(Items from a data source)
## BEGIN

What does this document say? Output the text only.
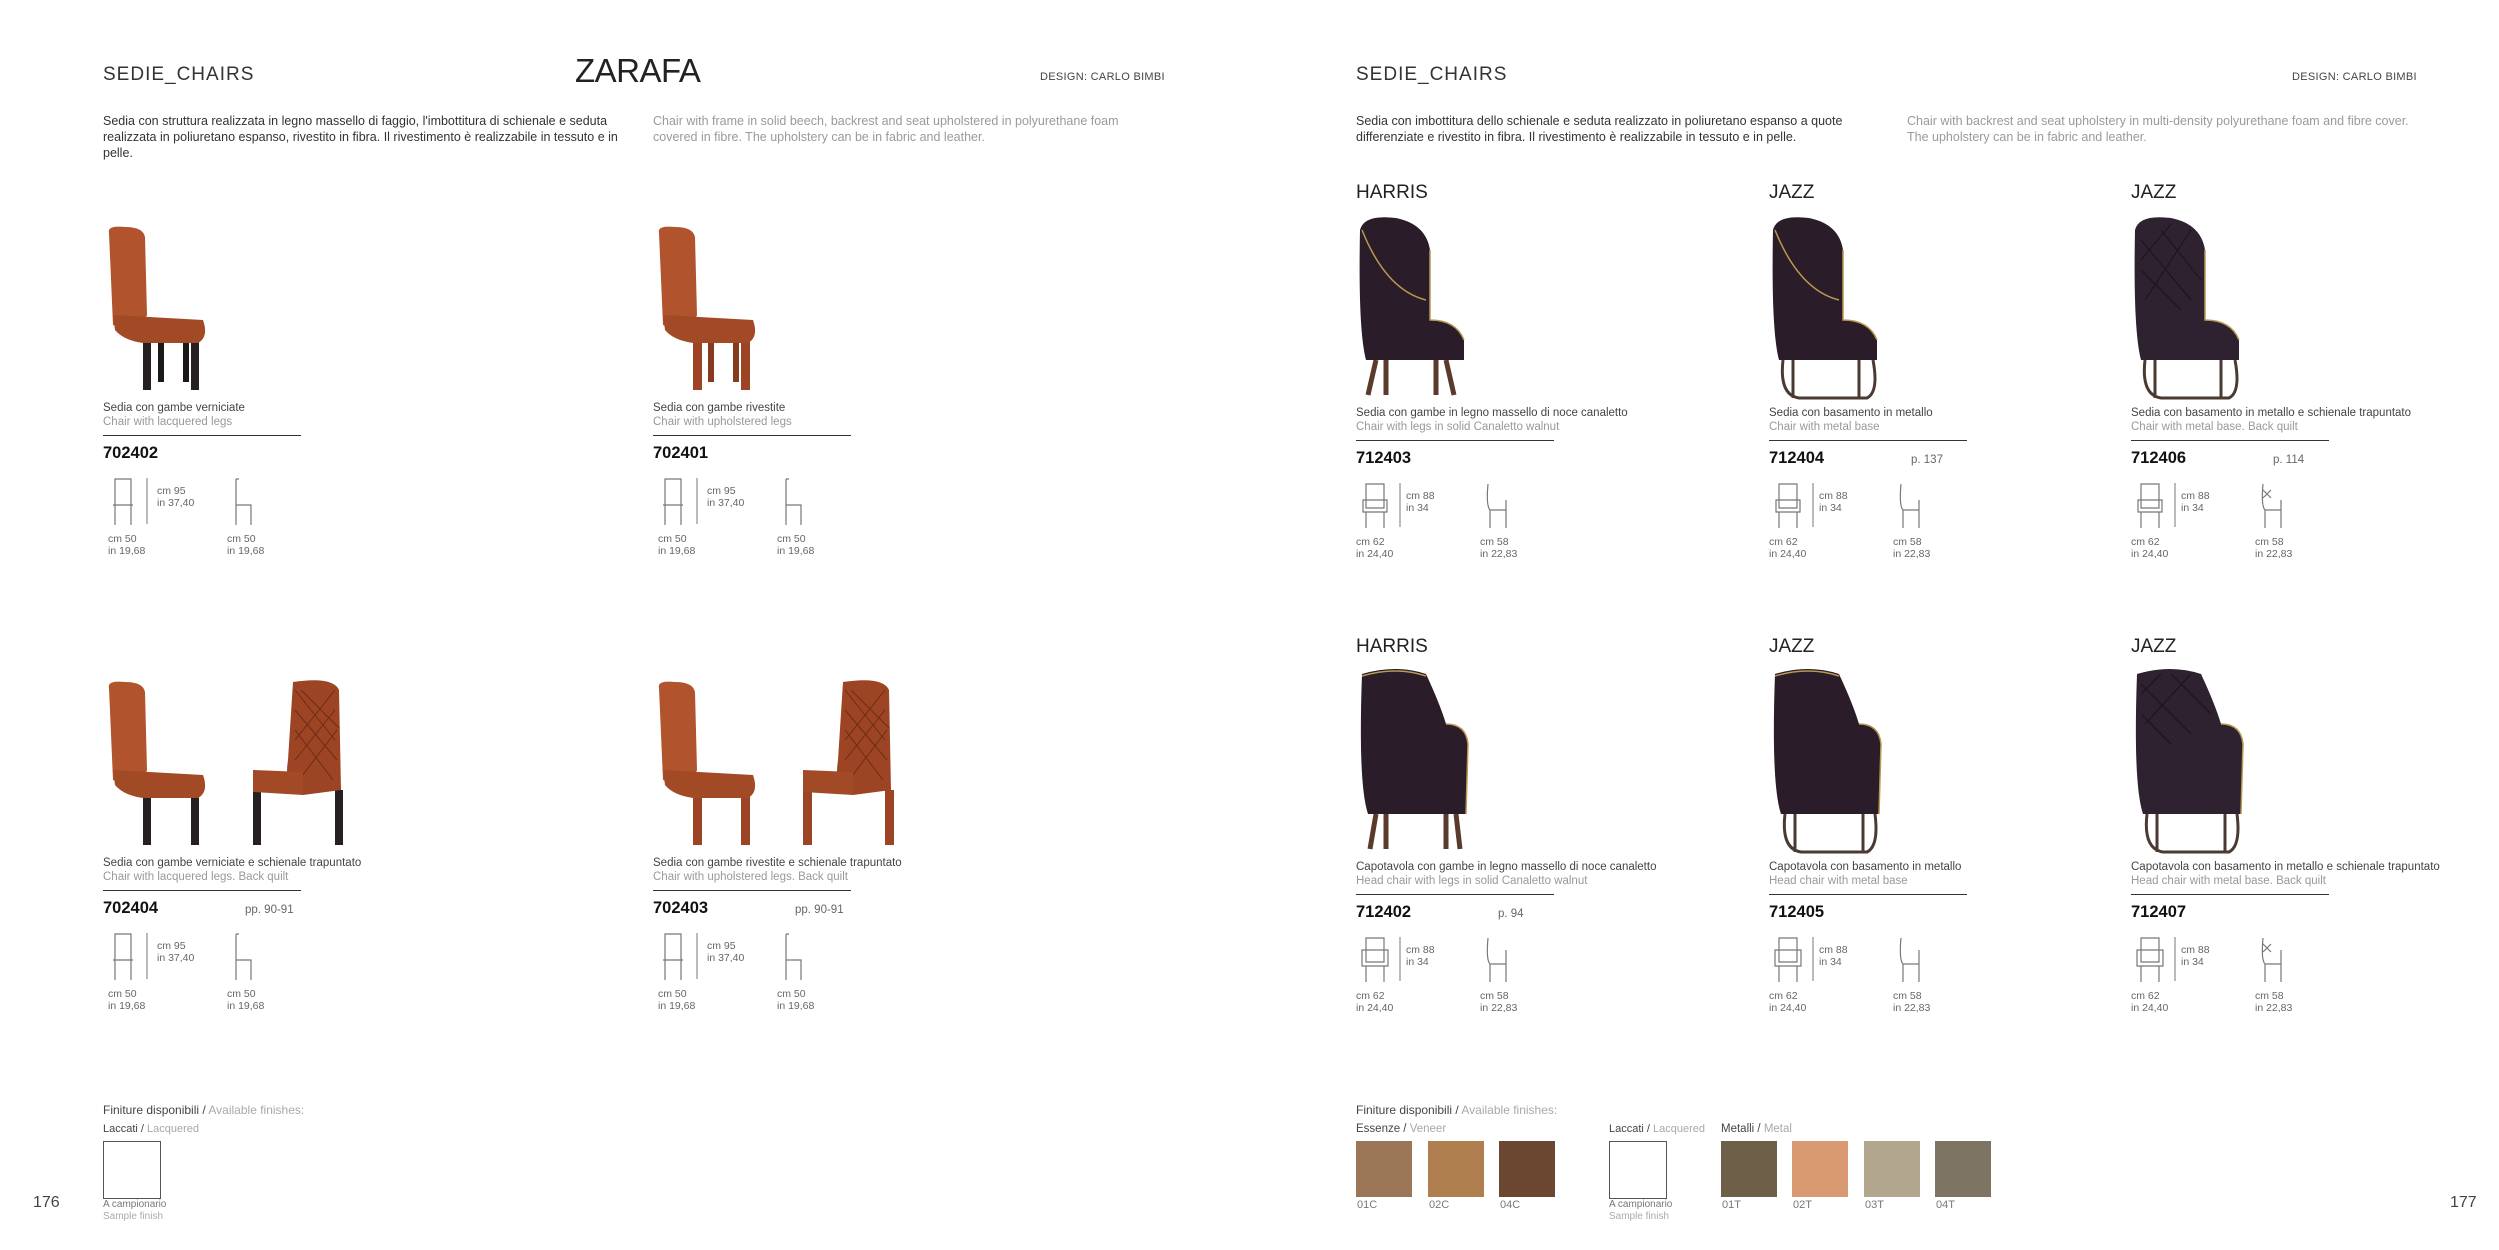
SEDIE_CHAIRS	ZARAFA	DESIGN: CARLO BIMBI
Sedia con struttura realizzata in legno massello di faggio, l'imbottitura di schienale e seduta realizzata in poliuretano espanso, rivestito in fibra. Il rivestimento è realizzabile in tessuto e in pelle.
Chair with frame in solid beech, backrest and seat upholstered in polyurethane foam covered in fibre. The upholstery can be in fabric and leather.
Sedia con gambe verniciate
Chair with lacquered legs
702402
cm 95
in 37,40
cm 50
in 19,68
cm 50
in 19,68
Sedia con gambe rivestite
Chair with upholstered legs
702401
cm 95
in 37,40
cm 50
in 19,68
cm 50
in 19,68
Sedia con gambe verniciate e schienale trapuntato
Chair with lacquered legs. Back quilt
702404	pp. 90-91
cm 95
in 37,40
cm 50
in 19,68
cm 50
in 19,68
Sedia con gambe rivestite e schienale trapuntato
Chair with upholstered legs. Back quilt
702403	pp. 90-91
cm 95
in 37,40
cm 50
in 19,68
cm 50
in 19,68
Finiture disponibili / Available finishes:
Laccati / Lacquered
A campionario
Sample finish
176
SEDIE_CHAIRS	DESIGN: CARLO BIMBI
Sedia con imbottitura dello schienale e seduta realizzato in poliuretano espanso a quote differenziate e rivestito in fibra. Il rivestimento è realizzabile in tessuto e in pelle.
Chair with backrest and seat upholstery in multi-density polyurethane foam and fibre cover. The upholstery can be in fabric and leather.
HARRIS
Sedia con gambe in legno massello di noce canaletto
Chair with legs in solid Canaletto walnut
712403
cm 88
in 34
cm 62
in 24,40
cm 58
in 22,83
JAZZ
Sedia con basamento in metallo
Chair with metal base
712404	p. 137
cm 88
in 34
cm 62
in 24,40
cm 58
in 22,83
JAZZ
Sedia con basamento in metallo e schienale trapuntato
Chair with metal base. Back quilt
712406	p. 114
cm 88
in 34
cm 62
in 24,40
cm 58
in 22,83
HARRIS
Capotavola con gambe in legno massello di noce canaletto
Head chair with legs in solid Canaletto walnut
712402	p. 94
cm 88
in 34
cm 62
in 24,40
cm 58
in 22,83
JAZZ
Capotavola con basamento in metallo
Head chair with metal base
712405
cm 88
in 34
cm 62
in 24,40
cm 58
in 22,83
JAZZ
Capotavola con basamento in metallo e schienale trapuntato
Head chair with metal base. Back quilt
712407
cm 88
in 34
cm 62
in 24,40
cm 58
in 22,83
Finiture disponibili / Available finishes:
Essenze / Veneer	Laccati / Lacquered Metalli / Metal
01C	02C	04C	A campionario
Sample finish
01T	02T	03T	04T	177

## END
## BEGIN

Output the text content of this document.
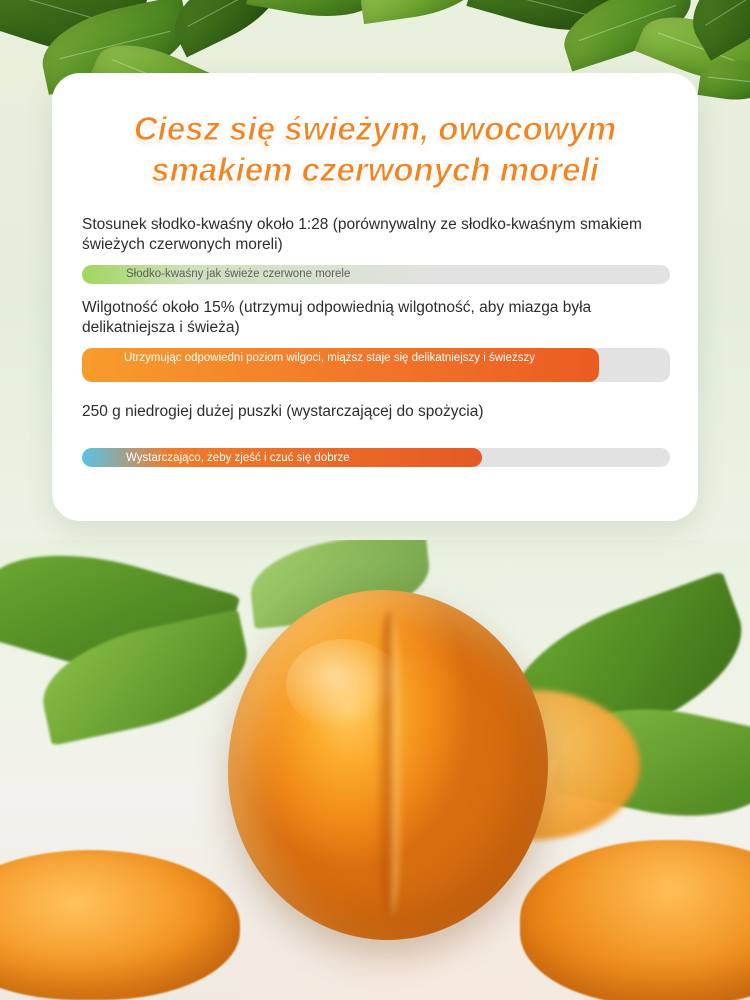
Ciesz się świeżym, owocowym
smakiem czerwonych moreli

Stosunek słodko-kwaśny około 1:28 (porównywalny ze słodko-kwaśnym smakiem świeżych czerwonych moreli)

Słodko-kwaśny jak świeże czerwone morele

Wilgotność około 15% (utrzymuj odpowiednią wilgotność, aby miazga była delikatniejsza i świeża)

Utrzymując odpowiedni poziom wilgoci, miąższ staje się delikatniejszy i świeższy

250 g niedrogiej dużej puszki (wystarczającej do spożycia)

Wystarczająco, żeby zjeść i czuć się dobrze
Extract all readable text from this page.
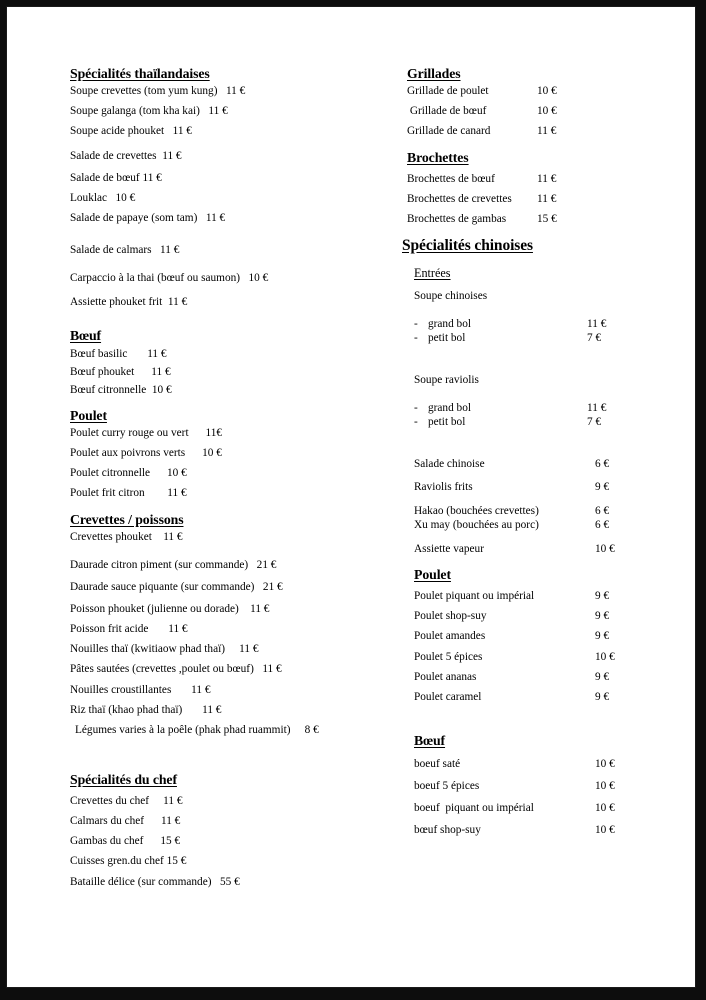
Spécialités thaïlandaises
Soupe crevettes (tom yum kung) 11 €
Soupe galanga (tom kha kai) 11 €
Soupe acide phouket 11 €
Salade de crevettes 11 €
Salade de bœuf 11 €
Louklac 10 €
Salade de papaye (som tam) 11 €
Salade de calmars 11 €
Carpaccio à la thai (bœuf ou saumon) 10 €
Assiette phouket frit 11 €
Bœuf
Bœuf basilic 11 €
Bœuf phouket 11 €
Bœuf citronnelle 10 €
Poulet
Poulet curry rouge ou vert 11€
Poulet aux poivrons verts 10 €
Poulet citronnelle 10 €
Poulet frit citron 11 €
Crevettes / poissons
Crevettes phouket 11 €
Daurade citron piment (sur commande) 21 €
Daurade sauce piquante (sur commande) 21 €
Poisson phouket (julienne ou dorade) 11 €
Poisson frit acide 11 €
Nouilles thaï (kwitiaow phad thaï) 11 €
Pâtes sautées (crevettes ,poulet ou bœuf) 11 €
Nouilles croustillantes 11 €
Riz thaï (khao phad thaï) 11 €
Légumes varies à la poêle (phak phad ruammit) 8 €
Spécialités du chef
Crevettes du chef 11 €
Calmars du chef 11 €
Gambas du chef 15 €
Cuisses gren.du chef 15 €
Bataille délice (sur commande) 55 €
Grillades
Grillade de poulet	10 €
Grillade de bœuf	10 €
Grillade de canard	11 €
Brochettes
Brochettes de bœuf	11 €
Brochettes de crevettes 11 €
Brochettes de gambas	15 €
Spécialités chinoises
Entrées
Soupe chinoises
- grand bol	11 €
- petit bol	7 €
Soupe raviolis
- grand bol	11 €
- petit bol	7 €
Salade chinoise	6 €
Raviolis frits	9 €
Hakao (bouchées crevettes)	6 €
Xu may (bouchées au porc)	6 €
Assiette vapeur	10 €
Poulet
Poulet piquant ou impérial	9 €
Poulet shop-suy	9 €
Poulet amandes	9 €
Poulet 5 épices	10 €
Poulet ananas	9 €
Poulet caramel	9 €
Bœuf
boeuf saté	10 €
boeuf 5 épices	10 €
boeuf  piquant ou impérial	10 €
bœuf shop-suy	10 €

## END

#### Problem requirements:
Find the lines above that contain the word "Head" and collect them.

#### Response to this task:
Head chair with legs in solid Canaletto walnut
Head chair with metal base
Head chair with metal base. Back quilt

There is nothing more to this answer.